--- Problem description ---
Copy all lines holding the word "match" from the entries.

--- Data provided ---
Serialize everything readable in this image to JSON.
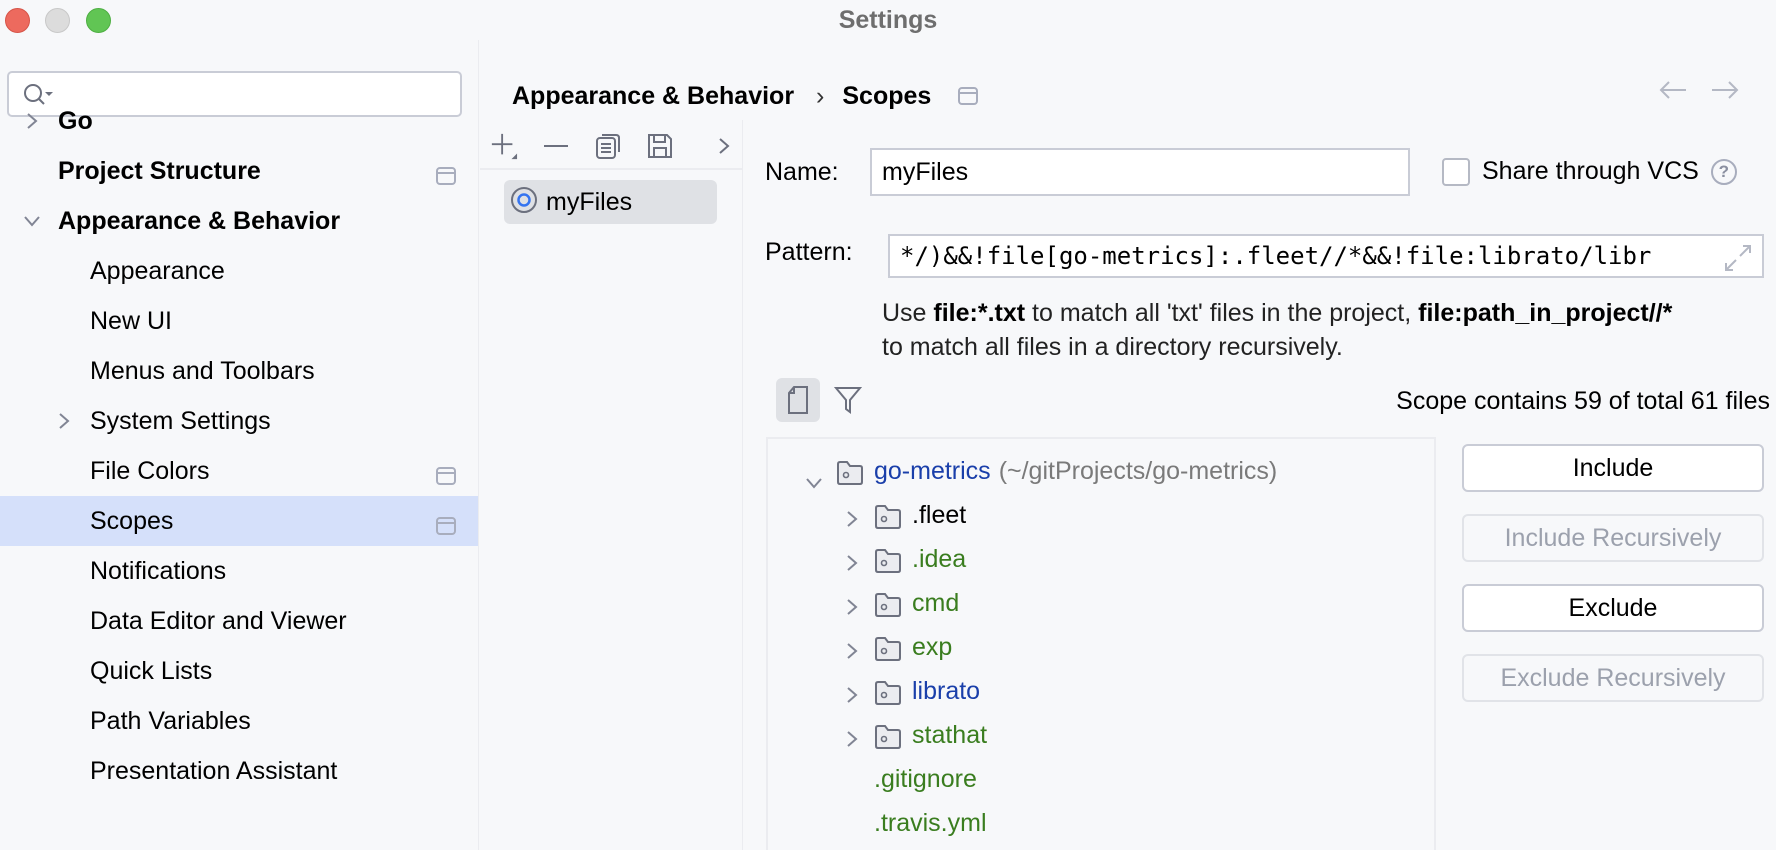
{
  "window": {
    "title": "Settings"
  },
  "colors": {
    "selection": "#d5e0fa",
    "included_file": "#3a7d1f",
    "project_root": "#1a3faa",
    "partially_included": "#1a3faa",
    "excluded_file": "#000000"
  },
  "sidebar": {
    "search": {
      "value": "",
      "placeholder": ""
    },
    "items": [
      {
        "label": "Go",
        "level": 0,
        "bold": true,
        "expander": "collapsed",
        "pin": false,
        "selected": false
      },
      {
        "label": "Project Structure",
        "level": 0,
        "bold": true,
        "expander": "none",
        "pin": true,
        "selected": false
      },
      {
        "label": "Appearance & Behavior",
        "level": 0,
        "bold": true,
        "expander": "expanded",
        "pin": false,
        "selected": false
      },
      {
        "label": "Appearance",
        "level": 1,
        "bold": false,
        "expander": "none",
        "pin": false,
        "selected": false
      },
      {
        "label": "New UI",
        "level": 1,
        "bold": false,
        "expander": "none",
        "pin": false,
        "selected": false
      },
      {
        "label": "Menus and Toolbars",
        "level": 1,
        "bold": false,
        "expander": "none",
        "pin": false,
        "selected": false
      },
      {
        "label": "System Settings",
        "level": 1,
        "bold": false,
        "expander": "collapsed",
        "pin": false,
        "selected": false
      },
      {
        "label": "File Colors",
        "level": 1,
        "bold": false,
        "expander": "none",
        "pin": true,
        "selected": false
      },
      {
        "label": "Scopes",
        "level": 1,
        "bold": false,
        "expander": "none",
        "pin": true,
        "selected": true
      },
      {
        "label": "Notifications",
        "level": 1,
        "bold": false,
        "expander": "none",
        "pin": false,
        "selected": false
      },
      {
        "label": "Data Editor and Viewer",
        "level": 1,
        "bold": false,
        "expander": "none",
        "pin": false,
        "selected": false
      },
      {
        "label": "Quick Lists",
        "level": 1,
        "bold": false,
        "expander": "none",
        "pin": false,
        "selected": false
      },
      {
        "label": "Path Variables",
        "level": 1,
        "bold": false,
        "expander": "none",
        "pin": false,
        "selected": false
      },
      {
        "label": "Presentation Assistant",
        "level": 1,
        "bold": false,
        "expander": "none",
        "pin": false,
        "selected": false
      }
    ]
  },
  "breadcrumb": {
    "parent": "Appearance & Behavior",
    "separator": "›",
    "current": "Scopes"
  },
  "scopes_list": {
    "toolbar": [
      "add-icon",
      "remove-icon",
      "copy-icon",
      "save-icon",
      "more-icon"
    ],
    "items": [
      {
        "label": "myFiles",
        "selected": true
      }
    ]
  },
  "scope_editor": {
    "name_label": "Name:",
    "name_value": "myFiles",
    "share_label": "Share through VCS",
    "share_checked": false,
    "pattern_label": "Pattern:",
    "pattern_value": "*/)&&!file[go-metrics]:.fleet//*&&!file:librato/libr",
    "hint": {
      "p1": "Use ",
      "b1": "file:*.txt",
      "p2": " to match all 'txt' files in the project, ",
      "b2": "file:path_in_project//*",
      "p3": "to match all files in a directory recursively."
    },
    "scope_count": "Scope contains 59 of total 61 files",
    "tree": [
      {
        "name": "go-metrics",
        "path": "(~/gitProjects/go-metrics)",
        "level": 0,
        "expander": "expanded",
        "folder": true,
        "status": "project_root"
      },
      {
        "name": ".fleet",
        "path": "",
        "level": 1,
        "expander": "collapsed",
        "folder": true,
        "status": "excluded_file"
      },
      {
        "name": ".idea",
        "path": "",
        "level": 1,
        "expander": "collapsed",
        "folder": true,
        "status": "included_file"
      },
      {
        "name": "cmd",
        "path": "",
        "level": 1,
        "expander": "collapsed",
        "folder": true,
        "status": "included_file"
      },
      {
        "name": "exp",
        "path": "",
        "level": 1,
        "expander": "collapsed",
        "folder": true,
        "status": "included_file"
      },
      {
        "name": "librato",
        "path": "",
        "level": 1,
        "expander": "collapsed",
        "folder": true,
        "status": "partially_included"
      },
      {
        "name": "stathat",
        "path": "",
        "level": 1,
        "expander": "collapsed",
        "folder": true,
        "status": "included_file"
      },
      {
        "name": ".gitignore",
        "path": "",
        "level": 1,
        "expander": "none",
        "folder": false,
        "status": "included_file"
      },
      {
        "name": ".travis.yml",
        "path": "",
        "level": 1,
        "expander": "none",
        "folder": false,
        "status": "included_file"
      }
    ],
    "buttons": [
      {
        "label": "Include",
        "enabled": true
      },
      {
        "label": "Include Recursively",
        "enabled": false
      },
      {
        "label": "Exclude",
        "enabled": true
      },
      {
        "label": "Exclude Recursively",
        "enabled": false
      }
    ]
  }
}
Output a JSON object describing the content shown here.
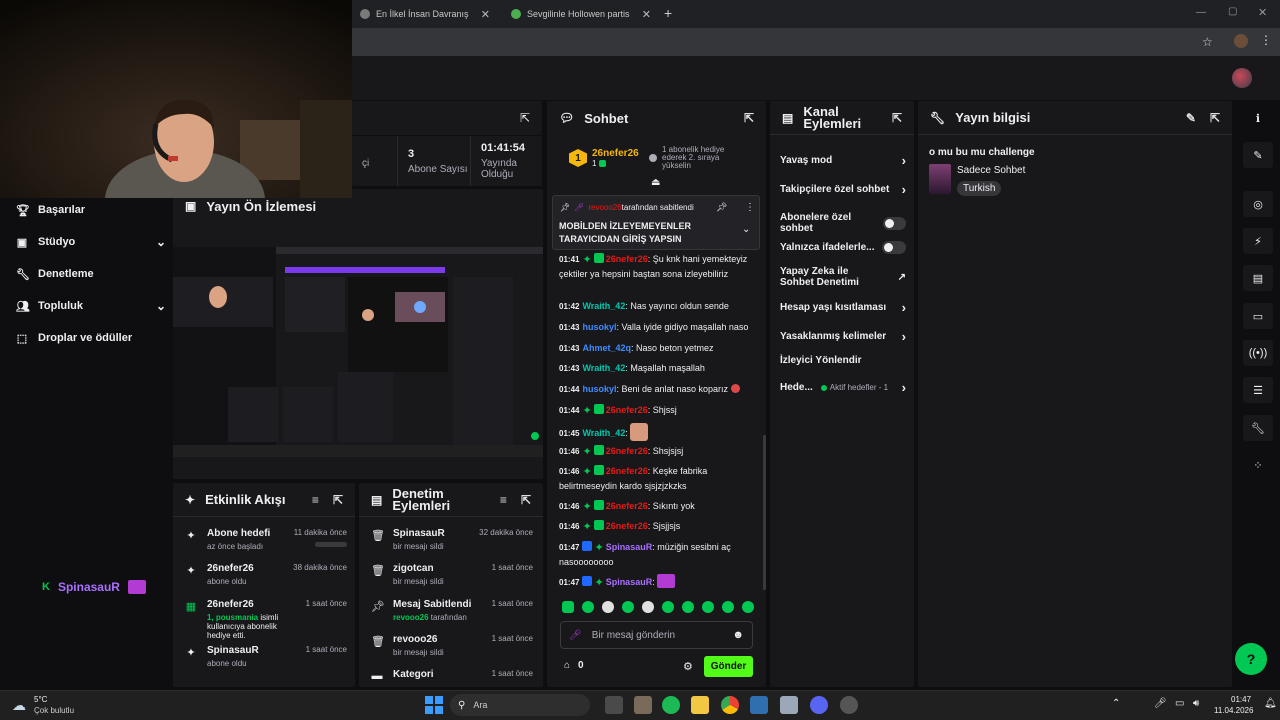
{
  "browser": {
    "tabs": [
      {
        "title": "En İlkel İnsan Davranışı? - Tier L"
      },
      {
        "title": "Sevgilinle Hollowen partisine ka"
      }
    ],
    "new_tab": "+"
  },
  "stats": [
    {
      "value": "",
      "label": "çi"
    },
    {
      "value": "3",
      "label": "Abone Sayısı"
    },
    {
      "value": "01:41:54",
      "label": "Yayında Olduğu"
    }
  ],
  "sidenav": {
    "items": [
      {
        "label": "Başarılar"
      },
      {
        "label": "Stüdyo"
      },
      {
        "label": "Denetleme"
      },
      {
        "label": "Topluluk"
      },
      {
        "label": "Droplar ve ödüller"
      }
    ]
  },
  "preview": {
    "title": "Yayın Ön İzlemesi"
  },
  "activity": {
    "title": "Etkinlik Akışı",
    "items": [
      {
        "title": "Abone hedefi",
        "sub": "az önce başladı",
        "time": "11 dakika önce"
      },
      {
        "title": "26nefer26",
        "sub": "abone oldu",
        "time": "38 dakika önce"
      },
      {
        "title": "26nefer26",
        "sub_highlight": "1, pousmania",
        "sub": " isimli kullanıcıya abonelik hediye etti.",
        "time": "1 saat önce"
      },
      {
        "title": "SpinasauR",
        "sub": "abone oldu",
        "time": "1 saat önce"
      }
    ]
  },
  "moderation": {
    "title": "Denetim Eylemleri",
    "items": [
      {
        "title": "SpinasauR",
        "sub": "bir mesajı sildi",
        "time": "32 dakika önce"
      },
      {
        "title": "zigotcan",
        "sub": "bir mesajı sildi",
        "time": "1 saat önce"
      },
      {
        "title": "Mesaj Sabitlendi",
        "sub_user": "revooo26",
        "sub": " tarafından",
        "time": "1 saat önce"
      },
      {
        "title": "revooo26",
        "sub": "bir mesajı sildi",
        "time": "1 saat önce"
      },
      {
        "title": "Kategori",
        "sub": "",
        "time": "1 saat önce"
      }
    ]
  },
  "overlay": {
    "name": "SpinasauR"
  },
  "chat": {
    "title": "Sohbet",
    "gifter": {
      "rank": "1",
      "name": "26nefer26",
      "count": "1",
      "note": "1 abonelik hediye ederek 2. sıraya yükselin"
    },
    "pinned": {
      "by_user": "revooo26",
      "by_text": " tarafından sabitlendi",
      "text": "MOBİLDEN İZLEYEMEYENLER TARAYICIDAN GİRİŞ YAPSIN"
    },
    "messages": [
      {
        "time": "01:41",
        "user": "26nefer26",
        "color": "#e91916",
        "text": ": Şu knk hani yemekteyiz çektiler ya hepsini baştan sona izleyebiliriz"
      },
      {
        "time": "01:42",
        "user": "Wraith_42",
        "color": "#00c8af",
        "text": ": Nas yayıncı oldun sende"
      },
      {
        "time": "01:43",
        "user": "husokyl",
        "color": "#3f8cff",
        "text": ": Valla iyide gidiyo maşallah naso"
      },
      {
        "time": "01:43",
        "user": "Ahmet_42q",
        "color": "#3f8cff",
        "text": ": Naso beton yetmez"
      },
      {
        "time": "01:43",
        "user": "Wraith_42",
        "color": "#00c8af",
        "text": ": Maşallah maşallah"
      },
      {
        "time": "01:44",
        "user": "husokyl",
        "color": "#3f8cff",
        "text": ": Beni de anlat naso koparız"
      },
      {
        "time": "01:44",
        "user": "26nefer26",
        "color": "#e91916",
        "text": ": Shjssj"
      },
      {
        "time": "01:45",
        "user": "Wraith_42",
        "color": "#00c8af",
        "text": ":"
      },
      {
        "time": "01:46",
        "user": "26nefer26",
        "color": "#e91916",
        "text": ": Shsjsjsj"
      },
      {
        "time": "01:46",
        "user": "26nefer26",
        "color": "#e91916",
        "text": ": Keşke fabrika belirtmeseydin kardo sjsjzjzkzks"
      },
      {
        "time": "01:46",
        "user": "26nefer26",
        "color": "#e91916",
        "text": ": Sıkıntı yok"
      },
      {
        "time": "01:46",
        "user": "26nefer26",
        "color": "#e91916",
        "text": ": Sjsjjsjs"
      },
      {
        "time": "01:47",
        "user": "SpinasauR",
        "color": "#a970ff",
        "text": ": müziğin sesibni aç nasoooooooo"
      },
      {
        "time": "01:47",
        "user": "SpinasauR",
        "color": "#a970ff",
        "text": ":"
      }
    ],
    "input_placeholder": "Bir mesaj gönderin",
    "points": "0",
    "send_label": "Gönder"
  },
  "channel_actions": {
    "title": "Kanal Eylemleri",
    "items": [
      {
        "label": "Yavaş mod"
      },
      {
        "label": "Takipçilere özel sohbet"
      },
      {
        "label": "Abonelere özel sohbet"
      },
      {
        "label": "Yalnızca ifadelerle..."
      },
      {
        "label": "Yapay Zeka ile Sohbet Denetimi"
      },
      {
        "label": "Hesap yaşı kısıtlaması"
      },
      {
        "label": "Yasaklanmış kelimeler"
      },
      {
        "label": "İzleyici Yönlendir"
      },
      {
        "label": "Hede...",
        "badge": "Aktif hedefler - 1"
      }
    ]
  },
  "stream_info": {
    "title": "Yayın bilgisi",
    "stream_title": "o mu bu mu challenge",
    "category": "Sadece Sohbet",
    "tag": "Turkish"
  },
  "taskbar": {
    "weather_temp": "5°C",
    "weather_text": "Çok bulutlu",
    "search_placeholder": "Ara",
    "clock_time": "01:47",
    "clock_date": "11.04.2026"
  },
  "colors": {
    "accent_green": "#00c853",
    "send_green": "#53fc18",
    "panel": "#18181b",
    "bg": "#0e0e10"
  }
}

--- Response to this task ---
      "p2": " to match all 'txt' files in the project, ",
      "p3": "to match all files in a directory recursively."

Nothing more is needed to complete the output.